• Records for processing:
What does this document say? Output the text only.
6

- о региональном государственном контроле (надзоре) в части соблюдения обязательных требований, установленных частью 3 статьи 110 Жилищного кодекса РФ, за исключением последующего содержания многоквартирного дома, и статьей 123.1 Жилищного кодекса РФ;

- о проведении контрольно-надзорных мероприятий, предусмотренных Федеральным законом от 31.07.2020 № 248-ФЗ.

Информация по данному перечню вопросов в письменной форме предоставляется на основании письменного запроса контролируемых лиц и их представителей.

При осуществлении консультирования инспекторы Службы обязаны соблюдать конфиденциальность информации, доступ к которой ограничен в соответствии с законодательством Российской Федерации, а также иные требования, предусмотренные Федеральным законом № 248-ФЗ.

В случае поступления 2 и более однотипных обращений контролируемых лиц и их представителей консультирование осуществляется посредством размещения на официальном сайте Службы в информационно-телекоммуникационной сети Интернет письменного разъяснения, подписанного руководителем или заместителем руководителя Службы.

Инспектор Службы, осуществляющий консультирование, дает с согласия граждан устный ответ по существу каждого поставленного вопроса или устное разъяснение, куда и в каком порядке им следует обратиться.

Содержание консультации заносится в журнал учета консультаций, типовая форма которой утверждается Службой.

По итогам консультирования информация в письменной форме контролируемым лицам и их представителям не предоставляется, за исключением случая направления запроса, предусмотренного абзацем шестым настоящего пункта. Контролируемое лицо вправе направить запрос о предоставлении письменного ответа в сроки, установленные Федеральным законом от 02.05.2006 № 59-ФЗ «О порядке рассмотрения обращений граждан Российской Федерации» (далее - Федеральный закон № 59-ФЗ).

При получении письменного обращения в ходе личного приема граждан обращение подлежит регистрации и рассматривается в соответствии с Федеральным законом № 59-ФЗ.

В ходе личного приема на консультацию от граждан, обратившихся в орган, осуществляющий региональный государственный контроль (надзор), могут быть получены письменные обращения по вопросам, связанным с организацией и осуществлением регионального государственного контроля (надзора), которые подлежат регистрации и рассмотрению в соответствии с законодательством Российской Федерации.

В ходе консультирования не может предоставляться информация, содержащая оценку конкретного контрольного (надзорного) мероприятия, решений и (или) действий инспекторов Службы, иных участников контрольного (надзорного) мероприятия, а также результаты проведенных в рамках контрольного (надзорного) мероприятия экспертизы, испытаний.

• Goal of the exercise: Pull out every line holding "законодательством" from the records above, and copy it.

• Exercise output:
При осуществлении консультирования инспекторы Службы обязаны соблюдать конфиденциальность информации, доступ к которой ограничен в соответствии с законодательством Российской Федерации, а также иные требования, предусмотренные Федеральным законом № 248-ФЗ.
В ходе личного приема на консультацию от граждан, обратившихся в орган, осуществляющий региональный государственный контроль (надзор), могут быть получены письменные обращения по вопросам, связанным с организацией и осуществлением регионального государственного контроля (надзора), которые подлежат регистрации и рассмотрению в соответствии с законодательством Российской Федерации.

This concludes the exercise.